Stored data:
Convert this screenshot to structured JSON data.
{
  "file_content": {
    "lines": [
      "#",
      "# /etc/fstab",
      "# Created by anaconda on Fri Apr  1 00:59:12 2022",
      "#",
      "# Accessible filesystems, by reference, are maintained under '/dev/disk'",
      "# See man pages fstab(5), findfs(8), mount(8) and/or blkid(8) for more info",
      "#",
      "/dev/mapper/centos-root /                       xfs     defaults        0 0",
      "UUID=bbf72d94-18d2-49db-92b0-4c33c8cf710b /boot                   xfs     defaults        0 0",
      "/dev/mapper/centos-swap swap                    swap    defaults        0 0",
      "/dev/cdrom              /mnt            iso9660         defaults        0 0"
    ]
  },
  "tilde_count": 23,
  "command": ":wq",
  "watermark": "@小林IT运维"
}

§ **Given exercise**: Could you transcribe the records in full, exactly?

§ **Response below**:
Convert this screenshot to structured JSON data.
{
  "file_content": {
    "lines": [
      "#",
      "# /etc/fstab",
      "# Created by anaconda on Fri Apr  1 00:59:12 2022",
      "#",
      "# Accessible filesystems, by reference, are maintained under '/dev/disk'",
      "# See man pages fstab(5), findfs(8), mount(8) and/or blkid(8) for more info",
      "#",
      "/dev/mapper/centos-root /                       xfs     defaults        0 0",
      "UUID=bbf72d94-18d2-49db-92b0-4c33c8cf710b /boot                   xfs     defaults        0 0",
      "/dev/mapper/centos-swap swap                    swap    defaults        0 0",
      "/dev/cdrom              /mnt            iso9660         defaults        0 0"
    ]
  },
  "tilde_count": 23,
  "command": ":wq",
  "watermark": "@小林IT运维"
}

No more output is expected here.